**Dataset rows about figures**
^^^^
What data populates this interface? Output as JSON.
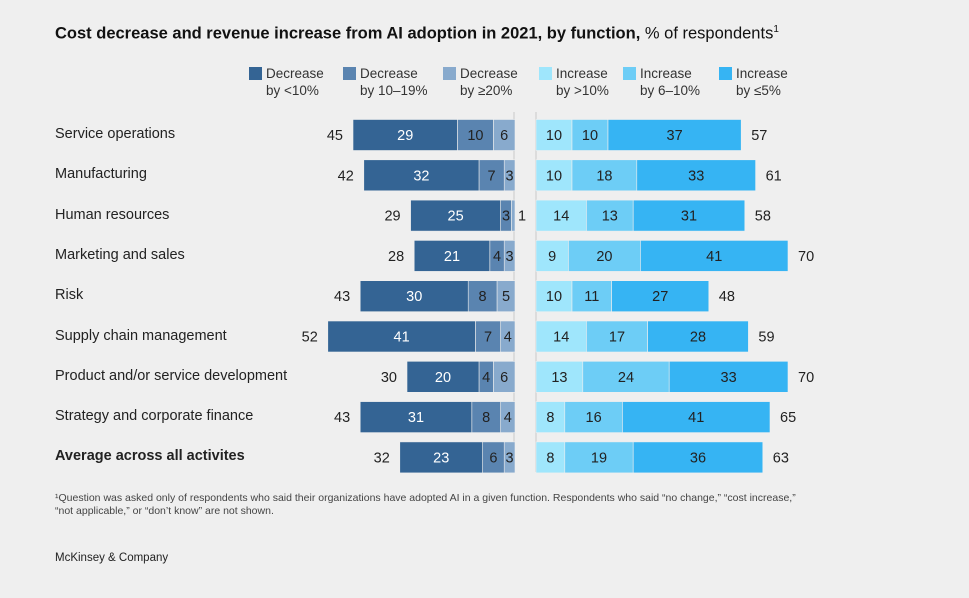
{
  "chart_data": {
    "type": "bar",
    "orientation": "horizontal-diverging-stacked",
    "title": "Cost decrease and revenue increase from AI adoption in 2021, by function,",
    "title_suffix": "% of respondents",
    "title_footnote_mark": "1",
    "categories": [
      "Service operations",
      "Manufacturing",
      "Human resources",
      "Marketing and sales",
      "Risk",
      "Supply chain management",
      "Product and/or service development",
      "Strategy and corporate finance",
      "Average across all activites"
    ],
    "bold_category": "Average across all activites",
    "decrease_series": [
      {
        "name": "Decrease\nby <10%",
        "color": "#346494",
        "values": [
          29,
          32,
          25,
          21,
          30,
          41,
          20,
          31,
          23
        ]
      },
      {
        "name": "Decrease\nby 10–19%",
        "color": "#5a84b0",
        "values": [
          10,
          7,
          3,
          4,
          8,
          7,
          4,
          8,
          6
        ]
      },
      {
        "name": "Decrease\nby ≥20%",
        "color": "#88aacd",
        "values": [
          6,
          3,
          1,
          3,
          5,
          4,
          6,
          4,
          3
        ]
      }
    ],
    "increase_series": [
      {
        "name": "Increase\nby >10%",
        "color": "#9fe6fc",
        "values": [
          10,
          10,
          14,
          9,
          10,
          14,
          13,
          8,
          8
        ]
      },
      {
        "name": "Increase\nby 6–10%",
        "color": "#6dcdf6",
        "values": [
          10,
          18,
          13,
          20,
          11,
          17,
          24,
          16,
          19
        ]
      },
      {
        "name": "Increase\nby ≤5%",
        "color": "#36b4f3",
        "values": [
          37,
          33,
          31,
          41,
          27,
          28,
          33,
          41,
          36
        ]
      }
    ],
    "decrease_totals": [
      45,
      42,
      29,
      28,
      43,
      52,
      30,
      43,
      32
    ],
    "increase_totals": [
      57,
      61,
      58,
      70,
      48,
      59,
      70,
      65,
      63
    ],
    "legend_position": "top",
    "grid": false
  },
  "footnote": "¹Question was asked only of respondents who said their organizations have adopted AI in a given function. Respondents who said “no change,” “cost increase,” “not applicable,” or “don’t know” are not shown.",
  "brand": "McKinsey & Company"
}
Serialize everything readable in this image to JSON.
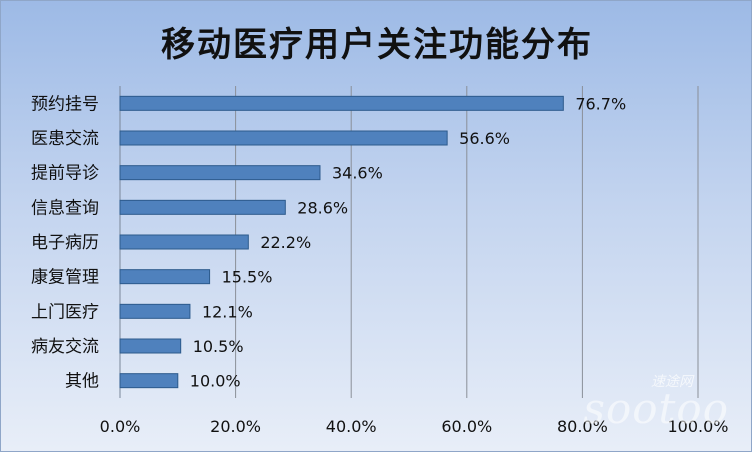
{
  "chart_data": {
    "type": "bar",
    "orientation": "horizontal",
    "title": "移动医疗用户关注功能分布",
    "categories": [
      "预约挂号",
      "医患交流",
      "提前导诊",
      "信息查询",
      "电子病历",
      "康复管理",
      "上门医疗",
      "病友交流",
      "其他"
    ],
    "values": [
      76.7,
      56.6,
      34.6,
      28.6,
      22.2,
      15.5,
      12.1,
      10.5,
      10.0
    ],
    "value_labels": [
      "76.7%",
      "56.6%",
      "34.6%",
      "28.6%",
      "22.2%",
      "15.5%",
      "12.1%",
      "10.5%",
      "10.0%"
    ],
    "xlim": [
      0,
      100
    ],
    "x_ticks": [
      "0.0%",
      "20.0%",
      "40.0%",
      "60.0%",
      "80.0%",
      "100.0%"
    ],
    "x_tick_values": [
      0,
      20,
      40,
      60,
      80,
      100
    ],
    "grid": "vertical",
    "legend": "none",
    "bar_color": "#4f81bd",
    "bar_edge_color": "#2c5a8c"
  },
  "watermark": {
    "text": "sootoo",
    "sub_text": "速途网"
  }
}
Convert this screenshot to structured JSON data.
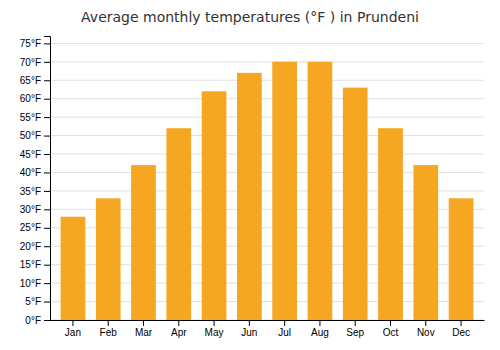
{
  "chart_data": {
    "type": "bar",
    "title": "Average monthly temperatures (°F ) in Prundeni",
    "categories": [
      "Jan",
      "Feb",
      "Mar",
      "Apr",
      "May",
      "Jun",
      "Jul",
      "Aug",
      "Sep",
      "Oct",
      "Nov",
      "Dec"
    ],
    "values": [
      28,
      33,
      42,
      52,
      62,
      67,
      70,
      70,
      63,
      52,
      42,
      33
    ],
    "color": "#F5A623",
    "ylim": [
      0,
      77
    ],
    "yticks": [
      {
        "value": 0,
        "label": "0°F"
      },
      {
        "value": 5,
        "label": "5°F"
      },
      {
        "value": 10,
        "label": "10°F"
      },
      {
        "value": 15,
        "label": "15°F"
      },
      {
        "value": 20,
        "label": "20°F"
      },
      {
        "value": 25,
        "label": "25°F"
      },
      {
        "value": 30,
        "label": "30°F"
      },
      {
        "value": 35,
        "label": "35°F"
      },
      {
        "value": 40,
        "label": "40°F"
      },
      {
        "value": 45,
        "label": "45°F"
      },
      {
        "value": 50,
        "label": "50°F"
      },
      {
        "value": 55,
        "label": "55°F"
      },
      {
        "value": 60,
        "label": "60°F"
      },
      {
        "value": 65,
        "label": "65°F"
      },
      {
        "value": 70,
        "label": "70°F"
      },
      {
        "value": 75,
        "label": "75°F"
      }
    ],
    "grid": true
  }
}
^^^^
**Short problem**
Copy each line of the records that contains the word "activites".

**Result below**
      "Average across all activites"
    "bold_category": "Average across all activites",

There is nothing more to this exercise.